> **REQUIRED WORK**: Wherever "type" appears in a line, copy that line.

> **DATA FOR THIS TASK**:

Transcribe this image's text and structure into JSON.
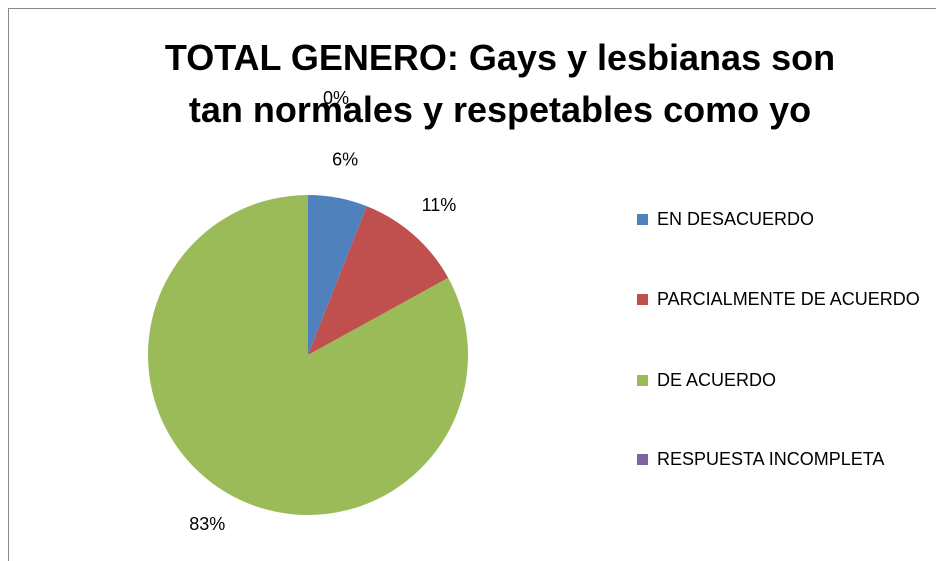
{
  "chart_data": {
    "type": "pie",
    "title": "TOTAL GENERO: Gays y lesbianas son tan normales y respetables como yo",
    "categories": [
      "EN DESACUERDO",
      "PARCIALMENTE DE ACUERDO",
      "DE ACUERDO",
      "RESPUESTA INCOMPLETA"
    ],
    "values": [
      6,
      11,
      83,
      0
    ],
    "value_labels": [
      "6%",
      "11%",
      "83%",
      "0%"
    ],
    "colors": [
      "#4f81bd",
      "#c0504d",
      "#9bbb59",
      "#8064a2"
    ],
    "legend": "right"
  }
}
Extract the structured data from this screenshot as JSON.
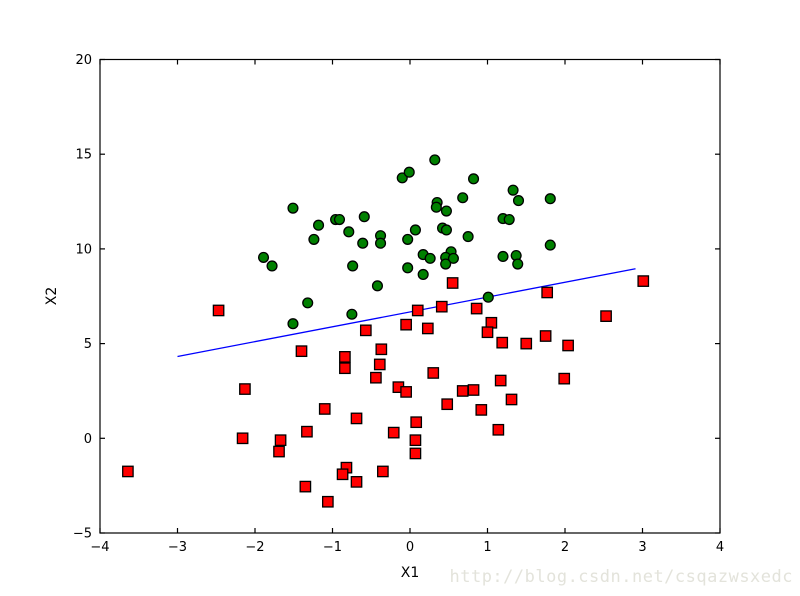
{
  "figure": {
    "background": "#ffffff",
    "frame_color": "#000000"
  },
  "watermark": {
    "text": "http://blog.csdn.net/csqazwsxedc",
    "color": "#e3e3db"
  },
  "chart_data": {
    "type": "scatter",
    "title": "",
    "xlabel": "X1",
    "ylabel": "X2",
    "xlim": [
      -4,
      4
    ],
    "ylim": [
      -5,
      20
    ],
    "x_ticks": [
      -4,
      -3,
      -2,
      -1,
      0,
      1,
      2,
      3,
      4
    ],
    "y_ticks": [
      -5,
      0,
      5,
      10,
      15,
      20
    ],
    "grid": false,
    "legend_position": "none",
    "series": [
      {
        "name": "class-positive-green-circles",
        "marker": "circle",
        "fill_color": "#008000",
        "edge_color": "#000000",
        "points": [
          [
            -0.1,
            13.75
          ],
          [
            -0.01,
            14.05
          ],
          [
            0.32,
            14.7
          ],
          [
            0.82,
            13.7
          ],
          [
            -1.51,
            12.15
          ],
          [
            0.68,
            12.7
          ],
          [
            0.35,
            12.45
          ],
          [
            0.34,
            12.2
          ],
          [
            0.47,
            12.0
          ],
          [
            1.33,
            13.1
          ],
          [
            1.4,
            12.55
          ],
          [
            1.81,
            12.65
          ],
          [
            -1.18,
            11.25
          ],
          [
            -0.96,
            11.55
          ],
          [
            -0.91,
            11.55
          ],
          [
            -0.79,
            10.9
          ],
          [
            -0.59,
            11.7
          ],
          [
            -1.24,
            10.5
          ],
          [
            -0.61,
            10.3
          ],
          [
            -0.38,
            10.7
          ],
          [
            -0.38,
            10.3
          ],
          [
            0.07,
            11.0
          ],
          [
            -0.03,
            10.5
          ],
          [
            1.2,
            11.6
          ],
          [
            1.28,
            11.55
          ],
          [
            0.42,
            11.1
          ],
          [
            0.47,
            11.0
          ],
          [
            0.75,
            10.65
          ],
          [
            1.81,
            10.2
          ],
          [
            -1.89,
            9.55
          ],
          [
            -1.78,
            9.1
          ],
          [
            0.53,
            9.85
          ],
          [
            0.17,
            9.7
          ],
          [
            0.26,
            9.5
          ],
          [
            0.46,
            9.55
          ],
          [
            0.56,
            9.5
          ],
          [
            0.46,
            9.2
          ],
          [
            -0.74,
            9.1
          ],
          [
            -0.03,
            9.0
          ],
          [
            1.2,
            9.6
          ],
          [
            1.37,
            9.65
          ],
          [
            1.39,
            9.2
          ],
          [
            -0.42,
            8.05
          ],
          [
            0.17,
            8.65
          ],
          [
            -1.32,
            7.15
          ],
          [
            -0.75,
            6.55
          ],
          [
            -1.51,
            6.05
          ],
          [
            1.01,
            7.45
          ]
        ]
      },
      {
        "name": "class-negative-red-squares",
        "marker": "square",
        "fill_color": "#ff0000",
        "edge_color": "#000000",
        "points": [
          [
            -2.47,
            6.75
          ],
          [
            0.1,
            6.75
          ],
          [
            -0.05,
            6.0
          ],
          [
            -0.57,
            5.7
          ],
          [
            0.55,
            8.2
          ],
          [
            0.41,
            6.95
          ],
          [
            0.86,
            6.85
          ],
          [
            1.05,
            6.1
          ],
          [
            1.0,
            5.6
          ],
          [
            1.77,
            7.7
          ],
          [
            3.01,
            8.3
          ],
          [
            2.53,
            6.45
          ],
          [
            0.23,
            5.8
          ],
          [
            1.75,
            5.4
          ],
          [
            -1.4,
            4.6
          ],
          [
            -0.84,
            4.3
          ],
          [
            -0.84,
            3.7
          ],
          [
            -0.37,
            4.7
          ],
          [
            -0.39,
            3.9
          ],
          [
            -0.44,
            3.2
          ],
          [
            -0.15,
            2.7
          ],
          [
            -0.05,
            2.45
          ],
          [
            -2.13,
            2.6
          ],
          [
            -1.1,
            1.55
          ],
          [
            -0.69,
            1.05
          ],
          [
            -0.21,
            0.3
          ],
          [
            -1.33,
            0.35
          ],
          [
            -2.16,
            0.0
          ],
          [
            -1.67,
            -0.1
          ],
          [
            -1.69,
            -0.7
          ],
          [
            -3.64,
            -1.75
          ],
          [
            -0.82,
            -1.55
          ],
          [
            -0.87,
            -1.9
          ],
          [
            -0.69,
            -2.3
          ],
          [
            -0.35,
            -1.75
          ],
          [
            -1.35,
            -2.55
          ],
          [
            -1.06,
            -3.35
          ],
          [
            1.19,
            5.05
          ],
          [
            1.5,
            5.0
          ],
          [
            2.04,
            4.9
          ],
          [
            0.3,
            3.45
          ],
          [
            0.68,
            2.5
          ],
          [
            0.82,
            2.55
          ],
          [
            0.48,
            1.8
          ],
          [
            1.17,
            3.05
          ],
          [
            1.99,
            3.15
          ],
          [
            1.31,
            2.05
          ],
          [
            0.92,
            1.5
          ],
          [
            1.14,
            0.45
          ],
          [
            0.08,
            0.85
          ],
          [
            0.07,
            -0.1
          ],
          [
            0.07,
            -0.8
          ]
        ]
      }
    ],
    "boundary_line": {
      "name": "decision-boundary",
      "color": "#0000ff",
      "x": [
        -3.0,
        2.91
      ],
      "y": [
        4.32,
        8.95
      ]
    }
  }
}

--

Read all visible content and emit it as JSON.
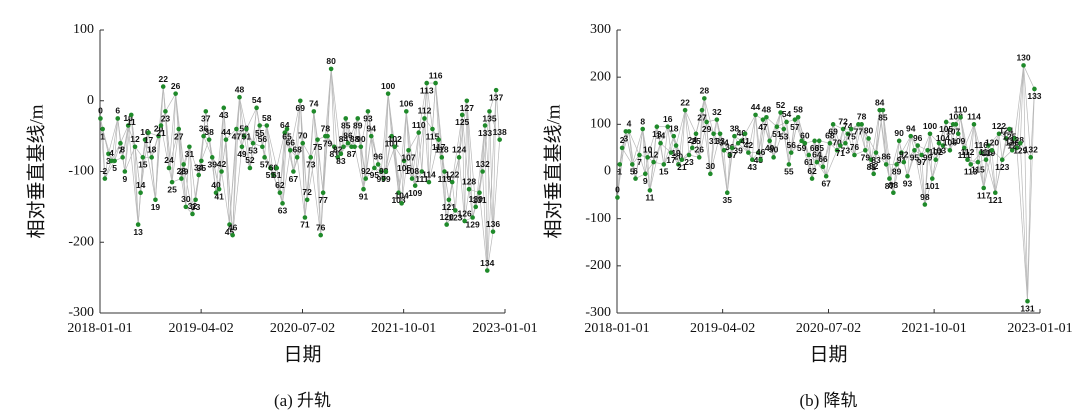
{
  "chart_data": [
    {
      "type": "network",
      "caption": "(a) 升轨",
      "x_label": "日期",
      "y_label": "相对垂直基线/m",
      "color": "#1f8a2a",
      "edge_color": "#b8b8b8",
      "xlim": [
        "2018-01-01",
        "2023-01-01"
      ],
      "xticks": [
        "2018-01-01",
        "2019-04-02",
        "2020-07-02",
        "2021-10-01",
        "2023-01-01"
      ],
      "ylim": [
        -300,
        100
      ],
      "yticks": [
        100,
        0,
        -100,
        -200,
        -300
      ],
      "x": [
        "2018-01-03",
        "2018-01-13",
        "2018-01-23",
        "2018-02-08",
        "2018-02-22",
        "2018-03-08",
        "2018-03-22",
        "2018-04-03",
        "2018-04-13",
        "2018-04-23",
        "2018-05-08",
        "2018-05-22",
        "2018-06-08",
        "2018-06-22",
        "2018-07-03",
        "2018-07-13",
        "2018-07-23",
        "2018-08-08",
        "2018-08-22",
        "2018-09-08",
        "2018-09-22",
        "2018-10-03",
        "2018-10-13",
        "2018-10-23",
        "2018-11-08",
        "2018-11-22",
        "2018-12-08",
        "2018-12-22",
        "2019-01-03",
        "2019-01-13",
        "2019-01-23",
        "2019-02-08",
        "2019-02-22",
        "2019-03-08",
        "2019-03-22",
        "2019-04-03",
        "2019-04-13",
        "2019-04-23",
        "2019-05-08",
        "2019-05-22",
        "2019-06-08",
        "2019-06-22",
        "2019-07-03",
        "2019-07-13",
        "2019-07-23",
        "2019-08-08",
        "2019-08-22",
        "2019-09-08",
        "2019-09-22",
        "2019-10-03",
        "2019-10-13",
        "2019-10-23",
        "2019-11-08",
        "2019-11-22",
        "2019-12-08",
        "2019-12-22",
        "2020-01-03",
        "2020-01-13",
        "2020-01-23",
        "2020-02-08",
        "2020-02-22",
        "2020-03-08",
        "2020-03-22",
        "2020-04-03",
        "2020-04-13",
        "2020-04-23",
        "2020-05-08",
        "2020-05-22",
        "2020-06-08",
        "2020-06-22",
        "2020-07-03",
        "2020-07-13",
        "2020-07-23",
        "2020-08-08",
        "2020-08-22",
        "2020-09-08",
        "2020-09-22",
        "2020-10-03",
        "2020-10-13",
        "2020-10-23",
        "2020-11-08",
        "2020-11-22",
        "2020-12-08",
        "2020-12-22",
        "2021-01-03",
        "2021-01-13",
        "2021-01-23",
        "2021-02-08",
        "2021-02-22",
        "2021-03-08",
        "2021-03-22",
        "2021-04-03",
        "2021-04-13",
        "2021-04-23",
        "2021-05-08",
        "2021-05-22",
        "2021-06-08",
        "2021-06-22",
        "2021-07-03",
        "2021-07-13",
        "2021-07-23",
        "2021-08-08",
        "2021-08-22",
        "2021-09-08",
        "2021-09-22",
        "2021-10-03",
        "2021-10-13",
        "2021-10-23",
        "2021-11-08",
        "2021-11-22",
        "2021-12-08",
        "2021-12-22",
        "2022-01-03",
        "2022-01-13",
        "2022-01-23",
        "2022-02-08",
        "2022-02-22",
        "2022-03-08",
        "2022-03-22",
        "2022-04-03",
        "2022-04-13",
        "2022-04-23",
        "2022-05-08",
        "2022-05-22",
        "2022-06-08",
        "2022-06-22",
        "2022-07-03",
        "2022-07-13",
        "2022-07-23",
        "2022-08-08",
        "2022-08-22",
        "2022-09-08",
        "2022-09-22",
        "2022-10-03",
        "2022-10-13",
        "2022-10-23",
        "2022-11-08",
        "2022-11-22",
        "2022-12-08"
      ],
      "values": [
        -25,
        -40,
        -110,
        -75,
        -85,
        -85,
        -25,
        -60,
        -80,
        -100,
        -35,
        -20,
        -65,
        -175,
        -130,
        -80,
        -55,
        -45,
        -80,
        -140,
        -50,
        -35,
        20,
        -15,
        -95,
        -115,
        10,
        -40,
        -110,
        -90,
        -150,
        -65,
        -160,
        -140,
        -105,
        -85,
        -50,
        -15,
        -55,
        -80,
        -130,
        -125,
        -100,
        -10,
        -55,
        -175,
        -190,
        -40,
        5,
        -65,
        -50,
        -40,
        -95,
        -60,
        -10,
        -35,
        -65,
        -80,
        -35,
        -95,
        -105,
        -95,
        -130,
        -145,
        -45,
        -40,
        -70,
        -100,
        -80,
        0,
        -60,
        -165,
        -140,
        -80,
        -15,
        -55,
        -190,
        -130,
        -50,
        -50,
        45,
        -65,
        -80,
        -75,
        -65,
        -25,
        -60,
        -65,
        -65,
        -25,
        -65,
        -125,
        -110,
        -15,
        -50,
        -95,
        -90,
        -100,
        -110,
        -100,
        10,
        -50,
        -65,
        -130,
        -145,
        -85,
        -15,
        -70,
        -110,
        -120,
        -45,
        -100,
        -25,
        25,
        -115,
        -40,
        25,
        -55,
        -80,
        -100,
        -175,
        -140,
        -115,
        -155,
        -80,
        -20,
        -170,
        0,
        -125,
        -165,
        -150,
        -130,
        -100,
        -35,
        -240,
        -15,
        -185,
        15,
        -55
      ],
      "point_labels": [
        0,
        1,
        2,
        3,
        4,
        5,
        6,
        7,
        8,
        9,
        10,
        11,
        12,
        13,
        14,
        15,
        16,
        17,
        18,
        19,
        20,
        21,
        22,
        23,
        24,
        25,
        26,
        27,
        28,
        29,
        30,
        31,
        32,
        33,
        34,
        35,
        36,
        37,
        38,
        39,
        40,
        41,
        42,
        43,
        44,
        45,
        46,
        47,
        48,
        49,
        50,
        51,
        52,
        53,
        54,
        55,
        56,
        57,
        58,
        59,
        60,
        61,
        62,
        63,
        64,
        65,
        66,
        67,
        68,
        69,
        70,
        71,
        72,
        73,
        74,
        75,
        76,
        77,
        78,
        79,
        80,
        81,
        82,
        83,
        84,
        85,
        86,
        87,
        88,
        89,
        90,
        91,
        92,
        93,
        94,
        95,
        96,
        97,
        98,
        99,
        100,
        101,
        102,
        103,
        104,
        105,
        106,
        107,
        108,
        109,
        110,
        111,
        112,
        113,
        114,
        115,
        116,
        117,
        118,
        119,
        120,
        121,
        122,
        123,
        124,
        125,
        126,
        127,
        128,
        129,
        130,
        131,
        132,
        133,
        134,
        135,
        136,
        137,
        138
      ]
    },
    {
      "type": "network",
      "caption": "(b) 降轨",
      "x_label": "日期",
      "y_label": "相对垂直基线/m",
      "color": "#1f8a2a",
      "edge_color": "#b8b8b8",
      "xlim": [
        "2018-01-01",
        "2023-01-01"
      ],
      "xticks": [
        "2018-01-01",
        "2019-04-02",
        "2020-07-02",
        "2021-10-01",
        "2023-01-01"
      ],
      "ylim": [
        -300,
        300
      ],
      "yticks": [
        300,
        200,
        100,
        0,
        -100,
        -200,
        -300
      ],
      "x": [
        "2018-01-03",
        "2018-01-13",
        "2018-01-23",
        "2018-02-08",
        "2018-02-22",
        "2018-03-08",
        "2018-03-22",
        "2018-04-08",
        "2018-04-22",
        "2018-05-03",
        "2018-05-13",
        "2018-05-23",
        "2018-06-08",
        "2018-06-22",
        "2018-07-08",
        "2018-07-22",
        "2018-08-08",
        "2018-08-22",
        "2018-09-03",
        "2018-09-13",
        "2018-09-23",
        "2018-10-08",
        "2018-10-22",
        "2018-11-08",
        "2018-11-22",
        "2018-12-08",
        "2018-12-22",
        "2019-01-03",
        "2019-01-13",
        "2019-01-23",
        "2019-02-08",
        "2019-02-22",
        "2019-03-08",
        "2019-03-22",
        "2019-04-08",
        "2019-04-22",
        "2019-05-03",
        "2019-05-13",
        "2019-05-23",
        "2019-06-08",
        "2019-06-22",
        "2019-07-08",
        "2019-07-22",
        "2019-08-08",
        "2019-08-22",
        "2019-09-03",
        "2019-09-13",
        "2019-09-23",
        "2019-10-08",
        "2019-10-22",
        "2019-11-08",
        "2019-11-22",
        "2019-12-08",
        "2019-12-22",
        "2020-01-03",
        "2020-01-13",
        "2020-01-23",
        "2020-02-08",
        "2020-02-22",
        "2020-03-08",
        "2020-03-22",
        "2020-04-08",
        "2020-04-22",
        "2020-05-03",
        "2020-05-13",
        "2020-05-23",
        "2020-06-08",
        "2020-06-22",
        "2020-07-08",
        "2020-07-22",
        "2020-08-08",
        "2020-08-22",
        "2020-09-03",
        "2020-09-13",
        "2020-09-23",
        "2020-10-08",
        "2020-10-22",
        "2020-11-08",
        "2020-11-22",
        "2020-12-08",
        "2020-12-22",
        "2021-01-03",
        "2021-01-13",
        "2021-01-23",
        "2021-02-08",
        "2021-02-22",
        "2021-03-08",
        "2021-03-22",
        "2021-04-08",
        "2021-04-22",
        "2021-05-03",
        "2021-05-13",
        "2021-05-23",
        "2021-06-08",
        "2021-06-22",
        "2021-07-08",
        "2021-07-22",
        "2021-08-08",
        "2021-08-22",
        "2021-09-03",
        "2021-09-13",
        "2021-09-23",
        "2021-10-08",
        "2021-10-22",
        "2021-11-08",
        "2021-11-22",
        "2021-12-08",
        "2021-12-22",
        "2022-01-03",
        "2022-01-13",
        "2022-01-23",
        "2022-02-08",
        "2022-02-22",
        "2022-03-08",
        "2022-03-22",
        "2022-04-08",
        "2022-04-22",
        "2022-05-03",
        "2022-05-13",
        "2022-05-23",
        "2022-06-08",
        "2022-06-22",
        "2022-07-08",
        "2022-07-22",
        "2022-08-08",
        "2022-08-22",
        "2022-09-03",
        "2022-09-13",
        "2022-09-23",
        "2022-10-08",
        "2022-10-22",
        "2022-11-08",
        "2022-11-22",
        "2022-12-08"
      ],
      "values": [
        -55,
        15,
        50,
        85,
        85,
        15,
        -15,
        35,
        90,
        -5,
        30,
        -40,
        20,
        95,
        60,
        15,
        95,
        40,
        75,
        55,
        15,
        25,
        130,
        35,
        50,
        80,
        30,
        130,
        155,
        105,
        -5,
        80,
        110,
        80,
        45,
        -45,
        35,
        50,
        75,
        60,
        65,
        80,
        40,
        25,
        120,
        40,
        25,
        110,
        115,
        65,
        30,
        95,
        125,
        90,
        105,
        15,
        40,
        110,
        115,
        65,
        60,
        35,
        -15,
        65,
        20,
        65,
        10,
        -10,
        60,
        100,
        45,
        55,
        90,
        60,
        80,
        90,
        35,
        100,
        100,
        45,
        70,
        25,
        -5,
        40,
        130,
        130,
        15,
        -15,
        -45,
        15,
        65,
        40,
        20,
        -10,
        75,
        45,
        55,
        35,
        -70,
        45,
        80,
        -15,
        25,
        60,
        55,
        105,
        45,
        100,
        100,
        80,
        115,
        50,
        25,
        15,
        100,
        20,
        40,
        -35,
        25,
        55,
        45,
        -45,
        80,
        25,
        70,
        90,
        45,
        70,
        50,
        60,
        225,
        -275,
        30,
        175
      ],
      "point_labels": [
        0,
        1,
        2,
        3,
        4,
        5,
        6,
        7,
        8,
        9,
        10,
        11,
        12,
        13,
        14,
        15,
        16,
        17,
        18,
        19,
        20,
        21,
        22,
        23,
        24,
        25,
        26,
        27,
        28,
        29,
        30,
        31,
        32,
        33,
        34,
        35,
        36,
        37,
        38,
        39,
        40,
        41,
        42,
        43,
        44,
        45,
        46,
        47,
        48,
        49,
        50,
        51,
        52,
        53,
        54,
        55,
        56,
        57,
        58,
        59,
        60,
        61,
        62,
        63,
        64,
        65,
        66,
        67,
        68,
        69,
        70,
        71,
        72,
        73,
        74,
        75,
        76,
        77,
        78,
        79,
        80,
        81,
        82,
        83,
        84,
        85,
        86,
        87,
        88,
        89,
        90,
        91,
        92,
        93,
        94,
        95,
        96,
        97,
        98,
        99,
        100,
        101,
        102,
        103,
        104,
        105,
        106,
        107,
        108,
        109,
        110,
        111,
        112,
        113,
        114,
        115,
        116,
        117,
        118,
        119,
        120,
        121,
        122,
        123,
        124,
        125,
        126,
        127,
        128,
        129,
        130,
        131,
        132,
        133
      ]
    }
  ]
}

> **THE RESPONSE**:
    "type": "pie",
    "type": "scatter",
      "type": "network",
      "type": "network",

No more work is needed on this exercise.